#### Task instructions
Return a copy of each line that holds the string "this".
--- Start Records to process ---
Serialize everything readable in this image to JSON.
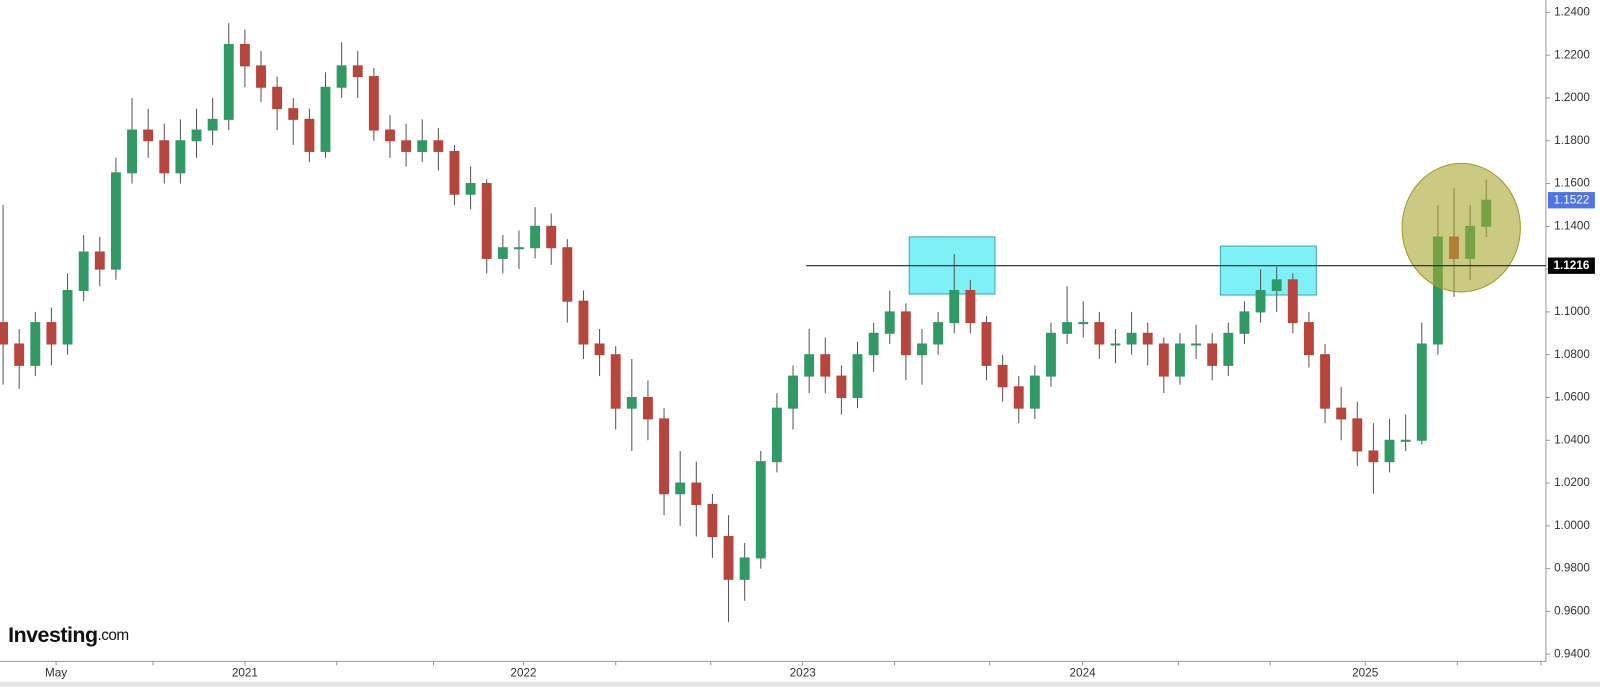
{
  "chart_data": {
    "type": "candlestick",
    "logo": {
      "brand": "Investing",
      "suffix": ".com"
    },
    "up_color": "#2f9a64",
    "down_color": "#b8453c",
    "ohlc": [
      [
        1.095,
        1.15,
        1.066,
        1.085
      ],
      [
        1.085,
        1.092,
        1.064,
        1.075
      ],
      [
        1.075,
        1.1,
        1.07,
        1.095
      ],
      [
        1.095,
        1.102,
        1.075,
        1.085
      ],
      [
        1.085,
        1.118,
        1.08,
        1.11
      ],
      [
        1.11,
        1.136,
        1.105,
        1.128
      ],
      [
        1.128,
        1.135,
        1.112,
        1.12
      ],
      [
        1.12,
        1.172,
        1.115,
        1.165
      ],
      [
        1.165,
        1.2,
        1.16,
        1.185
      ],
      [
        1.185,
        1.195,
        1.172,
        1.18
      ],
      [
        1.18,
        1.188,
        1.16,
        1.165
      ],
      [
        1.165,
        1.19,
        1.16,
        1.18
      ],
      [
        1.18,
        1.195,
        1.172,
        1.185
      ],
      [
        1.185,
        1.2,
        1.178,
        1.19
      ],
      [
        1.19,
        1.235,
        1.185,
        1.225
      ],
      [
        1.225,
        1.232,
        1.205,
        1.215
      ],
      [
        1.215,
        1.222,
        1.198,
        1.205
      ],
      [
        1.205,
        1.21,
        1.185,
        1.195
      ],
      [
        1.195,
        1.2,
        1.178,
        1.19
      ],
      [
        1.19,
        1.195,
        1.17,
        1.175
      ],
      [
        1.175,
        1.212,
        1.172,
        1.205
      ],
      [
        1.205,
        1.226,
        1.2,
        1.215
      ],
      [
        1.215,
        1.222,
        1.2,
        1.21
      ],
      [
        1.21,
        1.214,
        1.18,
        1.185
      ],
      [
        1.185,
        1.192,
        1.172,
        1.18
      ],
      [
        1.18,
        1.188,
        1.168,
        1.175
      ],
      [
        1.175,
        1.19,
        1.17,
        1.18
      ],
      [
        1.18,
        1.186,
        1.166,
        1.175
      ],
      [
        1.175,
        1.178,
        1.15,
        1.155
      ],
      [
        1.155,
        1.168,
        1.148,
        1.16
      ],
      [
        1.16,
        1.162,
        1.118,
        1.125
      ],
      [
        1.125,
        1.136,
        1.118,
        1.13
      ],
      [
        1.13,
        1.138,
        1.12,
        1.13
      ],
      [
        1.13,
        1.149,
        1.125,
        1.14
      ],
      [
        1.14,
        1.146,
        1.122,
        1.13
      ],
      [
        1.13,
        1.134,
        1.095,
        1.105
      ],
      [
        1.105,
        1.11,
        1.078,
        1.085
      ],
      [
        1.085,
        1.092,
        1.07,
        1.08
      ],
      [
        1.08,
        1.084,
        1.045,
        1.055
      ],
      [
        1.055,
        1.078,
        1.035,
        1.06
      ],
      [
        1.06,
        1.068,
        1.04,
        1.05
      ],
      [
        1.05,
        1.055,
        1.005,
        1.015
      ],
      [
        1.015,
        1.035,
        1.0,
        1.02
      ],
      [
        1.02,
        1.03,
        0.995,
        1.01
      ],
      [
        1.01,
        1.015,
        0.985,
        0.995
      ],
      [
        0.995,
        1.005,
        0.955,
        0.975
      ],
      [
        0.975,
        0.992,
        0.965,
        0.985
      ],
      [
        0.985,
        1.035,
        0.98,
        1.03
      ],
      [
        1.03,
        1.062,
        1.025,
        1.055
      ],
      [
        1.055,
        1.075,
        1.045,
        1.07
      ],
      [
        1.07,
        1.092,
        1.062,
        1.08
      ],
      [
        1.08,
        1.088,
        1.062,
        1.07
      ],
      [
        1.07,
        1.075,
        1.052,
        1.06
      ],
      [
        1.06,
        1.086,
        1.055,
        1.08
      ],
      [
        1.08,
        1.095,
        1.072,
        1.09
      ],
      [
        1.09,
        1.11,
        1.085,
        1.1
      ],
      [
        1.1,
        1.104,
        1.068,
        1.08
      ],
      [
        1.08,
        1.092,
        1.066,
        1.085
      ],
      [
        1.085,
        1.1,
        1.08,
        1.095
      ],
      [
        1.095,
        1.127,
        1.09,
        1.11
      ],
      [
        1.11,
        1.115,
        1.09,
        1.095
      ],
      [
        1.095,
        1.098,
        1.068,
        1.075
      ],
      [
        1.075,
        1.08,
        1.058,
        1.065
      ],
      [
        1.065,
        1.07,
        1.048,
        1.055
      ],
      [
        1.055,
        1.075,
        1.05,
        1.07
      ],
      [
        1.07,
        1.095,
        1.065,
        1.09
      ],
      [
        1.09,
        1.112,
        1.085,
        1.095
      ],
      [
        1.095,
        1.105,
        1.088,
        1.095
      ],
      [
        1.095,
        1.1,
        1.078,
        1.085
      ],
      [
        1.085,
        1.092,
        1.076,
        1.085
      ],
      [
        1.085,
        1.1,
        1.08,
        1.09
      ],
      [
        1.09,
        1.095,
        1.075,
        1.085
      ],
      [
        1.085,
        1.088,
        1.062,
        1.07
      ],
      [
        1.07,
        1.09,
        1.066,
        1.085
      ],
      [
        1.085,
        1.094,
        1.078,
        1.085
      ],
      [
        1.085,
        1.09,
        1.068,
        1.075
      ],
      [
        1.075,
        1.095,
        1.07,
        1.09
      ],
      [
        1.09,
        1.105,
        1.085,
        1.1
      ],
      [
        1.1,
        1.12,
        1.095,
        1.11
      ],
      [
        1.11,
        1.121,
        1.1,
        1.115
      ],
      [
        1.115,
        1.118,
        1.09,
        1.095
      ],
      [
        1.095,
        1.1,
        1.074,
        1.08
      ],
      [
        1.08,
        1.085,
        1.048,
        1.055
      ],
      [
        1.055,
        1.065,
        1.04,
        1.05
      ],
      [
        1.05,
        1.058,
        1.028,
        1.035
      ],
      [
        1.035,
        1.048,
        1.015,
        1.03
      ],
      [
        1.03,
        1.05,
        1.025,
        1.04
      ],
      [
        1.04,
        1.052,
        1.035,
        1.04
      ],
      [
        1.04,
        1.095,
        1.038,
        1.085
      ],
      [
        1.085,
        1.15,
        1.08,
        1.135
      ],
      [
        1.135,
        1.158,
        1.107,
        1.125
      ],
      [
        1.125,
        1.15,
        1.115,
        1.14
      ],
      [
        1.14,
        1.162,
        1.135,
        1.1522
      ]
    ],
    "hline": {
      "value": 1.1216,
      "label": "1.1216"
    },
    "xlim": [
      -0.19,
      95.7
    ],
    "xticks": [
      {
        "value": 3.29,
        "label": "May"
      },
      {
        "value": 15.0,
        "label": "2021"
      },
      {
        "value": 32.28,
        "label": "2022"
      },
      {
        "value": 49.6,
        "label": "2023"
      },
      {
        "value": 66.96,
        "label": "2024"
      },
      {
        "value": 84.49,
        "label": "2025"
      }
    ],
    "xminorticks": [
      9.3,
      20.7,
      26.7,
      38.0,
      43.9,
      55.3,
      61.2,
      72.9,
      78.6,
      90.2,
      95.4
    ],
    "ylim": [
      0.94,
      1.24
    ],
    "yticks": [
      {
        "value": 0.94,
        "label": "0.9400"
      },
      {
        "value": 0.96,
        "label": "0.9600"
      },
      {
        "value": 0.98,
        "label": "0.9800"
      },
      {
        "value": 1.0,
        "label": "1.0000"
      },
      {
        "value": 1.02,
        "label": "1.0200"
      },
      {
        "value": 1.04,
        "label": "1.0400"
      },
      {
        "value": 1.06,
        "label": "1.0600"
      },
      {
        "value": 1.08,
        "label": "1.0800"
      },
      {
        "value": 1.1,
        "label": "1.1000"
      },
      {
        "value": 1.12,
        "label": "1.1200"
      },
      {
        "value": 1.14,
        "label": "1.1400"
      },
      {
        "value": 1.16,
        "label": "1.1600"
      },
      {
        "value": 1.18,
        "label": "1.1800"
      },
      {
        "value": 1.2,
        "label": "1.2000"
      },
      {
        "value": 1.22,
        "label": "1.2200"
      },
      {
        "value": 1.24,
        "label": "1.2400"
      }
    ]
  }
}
--- End Records to process ---
--- Start Records to process ---
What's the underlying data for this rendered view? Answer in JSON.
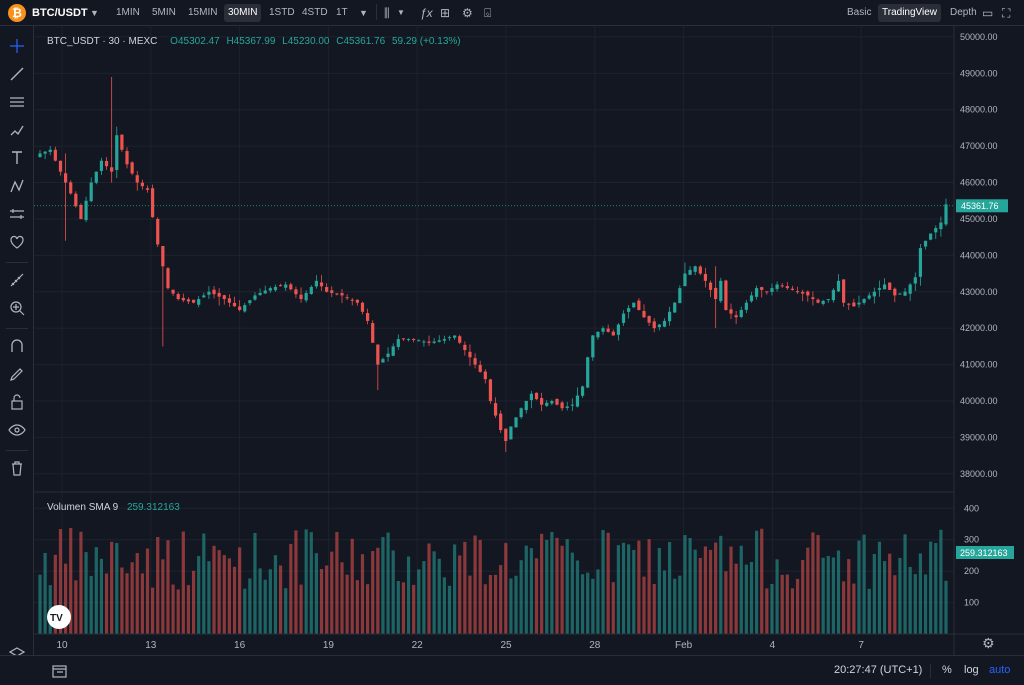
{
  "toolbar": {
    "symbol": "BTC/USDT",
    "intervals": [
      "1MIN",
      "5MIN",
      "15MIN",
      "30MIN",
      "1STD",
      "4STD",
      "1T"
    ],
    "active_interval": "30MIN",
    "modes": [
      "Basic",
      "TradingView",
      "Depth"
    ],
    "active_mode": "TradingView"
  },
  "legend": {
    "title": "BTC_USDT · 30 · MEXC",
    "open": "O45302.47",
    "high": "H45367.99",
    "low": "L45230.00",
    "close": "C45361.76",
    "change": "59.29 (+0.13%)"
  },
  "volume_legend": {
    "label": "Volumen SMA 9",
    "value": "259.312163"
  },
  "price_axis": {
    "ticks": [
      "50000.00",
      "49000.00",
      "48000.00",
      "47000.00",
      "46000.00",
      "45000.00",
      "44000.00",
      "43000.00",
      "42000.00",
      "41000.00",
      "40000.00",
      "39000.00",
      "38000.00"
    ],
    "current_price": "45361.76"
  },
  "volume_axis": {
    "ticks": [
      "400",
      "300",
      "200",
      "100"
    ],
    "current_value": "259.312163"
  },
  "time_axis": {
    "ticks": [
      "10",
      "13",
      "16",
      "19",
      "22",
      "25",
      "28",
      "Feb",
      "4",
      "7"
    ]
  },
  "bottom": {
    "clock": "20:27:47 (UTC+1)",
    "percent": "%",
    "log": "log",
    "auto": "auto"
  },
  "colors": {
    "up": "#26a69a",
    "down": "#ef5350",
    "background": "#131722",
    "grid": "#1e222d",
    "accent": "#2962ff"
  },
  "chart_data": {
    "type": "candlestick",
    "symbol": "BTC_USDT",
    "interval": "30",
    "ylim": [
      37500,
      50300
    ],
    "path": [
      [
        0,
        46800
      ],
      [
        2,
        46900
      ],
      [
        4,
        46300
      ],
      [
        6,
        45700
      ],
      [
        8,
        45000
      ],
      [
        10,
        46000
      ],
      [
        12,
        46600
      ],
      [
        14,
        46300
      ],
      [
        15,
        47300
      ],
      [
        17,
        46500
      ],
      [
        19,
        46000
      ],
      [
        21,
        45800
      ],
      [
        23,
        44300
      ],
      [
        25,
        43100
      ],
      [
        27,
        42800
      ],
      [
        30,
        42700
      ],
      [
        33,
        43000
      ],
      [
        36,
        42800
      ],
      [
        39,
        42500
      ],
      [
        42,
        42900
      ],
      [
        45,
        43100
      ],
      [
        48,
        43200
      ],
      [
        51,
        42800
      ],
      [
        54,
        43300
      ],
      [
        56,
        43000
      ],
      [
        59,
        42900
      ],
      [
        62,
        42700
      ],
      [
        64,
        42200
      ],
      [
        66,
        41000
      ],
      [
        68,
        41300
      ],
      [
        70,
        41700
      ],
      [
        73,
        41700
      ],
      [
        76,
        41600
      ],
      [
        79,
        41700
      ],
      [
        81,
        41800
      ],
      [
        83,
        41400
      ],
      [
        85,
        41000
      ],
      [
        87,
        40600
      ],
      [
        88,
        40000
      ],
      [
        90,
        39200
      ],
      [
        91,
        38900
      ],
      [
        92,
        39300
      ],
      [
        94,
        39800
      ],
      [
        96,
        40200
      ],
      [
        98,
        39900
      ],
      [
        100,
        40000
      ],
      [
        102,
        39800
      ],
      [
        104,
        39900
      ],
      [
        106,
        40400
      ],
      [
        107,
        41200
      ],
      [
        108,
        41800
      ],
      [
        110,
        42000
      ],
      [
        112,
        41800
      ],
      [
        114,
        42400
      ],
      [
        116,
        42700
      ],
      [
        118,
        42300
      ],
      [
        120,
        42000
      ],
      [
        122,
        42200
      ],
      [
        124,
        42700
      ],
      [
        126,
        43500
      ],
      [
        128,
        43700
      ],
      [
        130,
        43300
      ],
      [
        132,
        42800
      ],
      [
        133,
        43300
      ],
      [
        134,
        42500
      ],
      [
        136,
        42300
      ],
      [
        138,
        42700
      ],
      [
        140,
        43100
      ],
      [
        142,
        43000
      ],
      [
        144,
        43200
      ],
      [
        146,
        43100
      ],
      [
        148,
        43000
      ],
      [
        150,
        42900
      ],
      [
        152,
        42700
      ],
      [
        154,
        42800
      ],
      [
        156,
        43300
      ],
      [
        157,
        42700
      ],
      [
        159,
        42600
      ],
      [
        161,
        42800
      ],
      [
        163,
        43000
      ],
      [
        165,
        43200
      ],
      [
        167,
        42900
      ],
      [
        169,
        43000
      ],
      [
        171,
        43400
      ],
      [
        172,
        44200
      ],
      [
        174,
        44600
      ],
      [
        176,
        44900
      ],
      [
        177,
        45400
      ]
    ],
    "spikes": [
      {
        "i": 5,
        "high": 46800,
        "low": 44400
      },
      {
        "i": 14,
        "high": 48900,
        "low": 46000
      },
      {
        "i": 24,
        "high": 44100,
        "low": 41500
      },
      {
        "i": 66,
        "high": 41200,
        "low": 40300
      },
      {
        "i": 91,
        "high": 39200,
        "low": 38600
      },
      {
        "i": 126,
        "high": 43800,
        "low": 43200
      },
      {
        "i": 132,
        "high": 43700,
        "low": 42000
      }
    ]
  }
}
--- End Records to process ---
#### Full response
Serialize everything readable in this image to JSON.
What's the underlying data for this rendered view? Answer in JSON.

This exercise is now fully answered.